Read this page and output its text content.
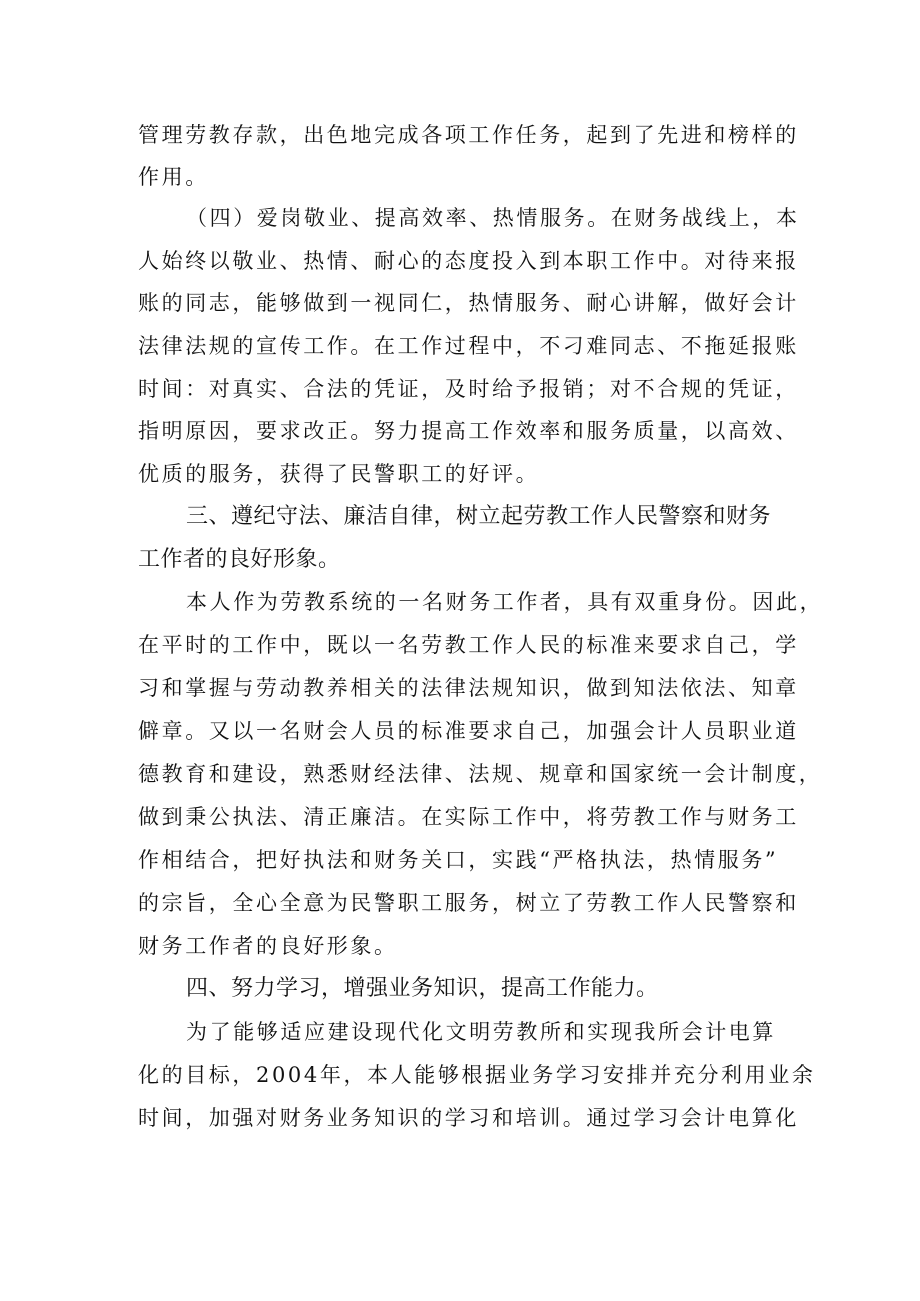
管理劳教存款，出色地完成各项工作任务，起到了先进和榜样的
作用。
（四）爱岗敬业、提高效率、热情服务。在财务战线上，本
人始终以敬业、热情、耐心的态度投入到本职工作中。对待来报
账的同志，能够做到一视同仁，热情服务、耐心讲解，做好会计
法律法规的宣传工作。在工作过程中，不刁难同志、不拖延报账
时间：对真实、合法的凭证，及时给予报销；对不合规的凭证，
指明原因，要求改正。努力提高工作效率和服务质量，以高效、
优质的服务，获得了民警职工的好评。
三、遵纪守法、廉洁自律，树立起劳教工作人民警察和财务
工作者的良好形象。
本人作为劳教系统的一名财务工作者，具有双重身份。因此，
在平时的工作中，既以一名劳教工作人民的标准来要求自己，学
习和掌握与劳动教养相关的法律法规知识，做到知法依法、知章
僻章。又以一名财会人员的标准要求自己，加强会计人员职业道
德教育和建设，熟悉财经法律、法规、规章和国家统一会计制度，
做到秉公执法、清正廉洁。在实际工作中，将劳教工作与财务工
作相结合，把好执法和财务关口，实践“严格执法，热情服务”
的宗旨，全心全意为民警职工服务，树立了劳教工作人民警察和
财务工作者的良好形象。
四、努力学习，增强业务知识，提高工作能力。
为了能够适应建设现代化文明劳教所和实现我所会计电算
化的目标，2004年，本人能够根据业务学习安排并充分利用业余
时间，加强对财务业务知识的学习和培训。通过学习会计电算化
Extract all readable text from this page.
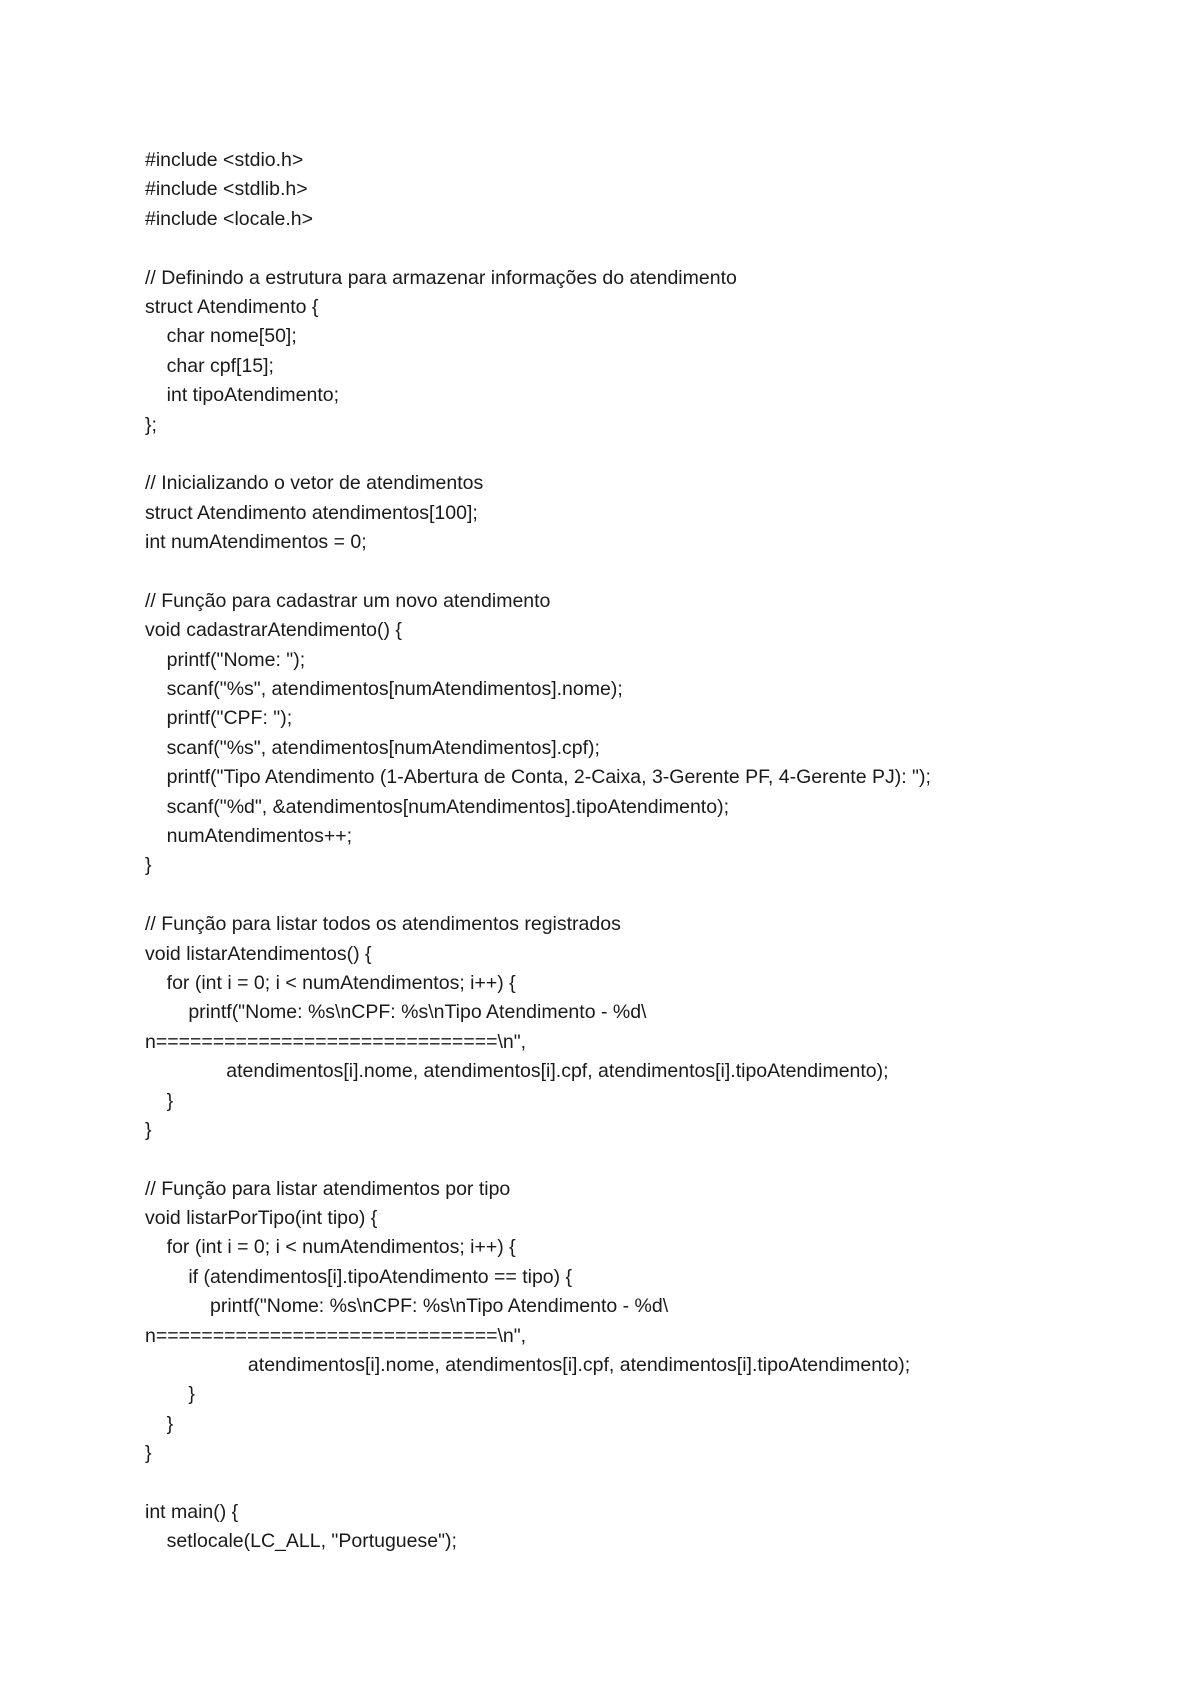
#include <stdio.h>
#include <stdlib.h>
#include <locale.h>
// Definindo a estrutura para armazenar informações do atendimento
struct Atendimento {
char nome[50];
char cpf[15];
int tipoAtendimento;
};
// Inicializando o vetor de atendimentos
struct Atendimento atendimentos[100];
int numAtendimentos = 0;
// Função para cadastrar um novo atendimento
void cadastrarAtendimento() {
printf("Nome: ");
scanf("%s", atendimentos[numAtendimentos].nome);
printf("CPF: ");
scanf("%s", atendimentos[numAtendimentos].cpf);
printf("Tipo Atendimento (1-Abertura de Conta, 2-Caixa, 3-Gerente PF, 4-Gerente PJ): ");
scanf("%d", &atendimentos[numAtendimentos].tipoAtendimento);
numAtendimentos++;
}
// Função para listar todos os atendimentos registrados
void listarAtendimentos() {
for (int i = 0; i < numAtendimentos; i++) {
printf("Nome: %s\nCPF: %s\nTipo Atendimento - %d\
n==============================\n",
atendimentos[i].nome, atendimentos[i].cpf, atendimentos[i].tipoAtendimento);
}
}
// Função para listar atendimentos por tipo
void listarPorTipo(int tipo) {
for (int i = 0; i < numAtendimentos; i++) {
if (atendimentos[i].tipoAtendimento == tipo) {
printf("Nome: %s\nCPF: %s\nTipo Atendimento - %d\
n==============================\n",
atendimentos[i].nome, atendimentos[i].cpf, atendimentos[i].tipoAtendimento);
}
}
}
int main() {
setlocale(LC_ALL, "Portuguese");
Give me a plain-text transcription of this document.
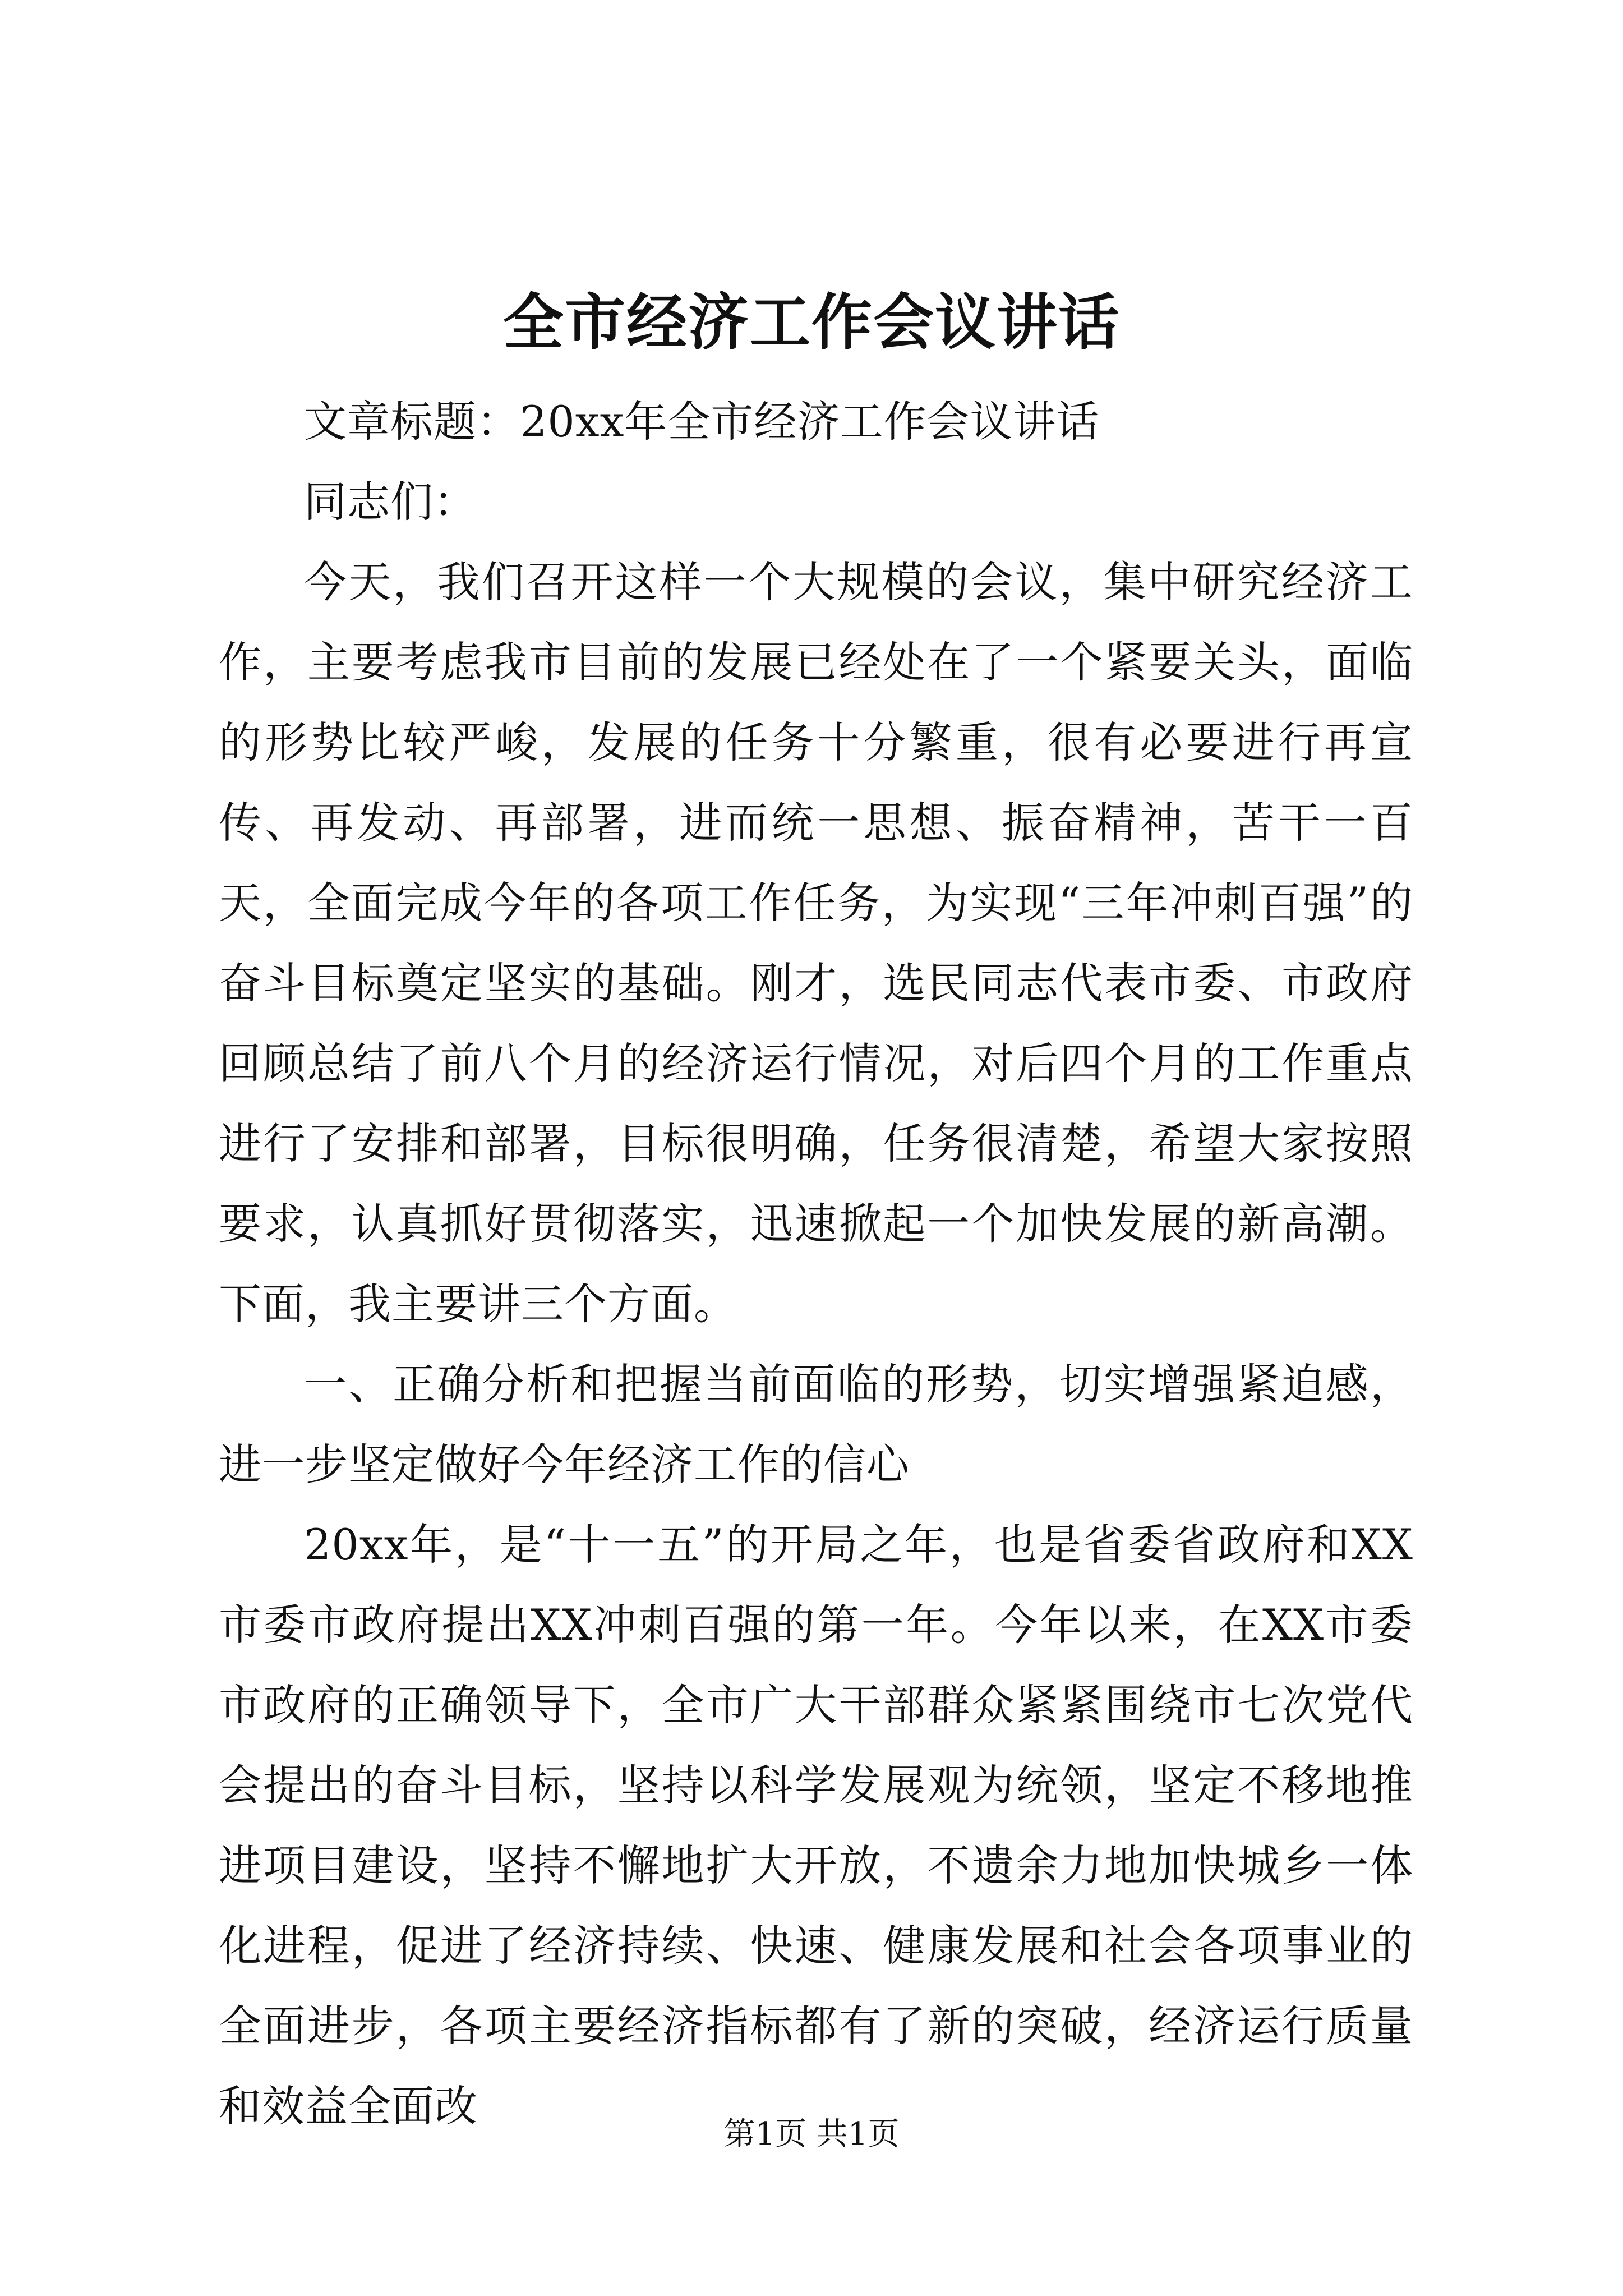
全市经济工作会议讲话

文章标题：20xx年全市经济工作会议讲话

同志们：

今天，我们召开这样一个大规模的会议，集中研究经济工作，主要考虑我市目前的发展已经处在了一个紧要关头，面临的形势比较严峻，发展的任务十分繁重，很有必要进行再宣传、再发动、再部署，进而统一思想、振奋精神，苦干一百天，全面完成今年的各项工作任务，为实现“三年冲刺百强”的奋斗目标奠定坚实的基础。刚才，选民同志代表市委、市政府回顾总结了前八个月的经济运行情况，对后四个月的工作重点进行了安排和部署，目标很明确，任务很清楚，希望大家按照要求，认真抓好贯彻落实，迅速掀起一个加快发展的新高潮。下面，我主要讲三个方面。

一、正确分析和把握当前面临的形势，切实增强紧迫感，进一步坚定做好今年经济工作的信心

20xx年，是“十一五”的开局之年，也是省委省政府和XX市委市政府提出XX冲刺百强的第一年。今年以来，在XX市委市政府的正确领导下，全市广大干部群众紧紧围绕市七次党代会提出的奋斗目标，坚持以科学发展观为统领，坚定不移地推进项目建设，坚持不懈地扩大开放，不遗余力地加快城乡一体化进程，促进了经济持续、快速、健康发展和社会各项事业的全面进步，各项主要经济指标都有了新的突破，经济运行质量和效益全面改

第1页 共1页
◆ ◆ ◆
▸ WHAT TO WORK ON:
In the data above, how many lines contain the string "text"? Answer with the number only.

▸ COMPLETE RESPONSE:
3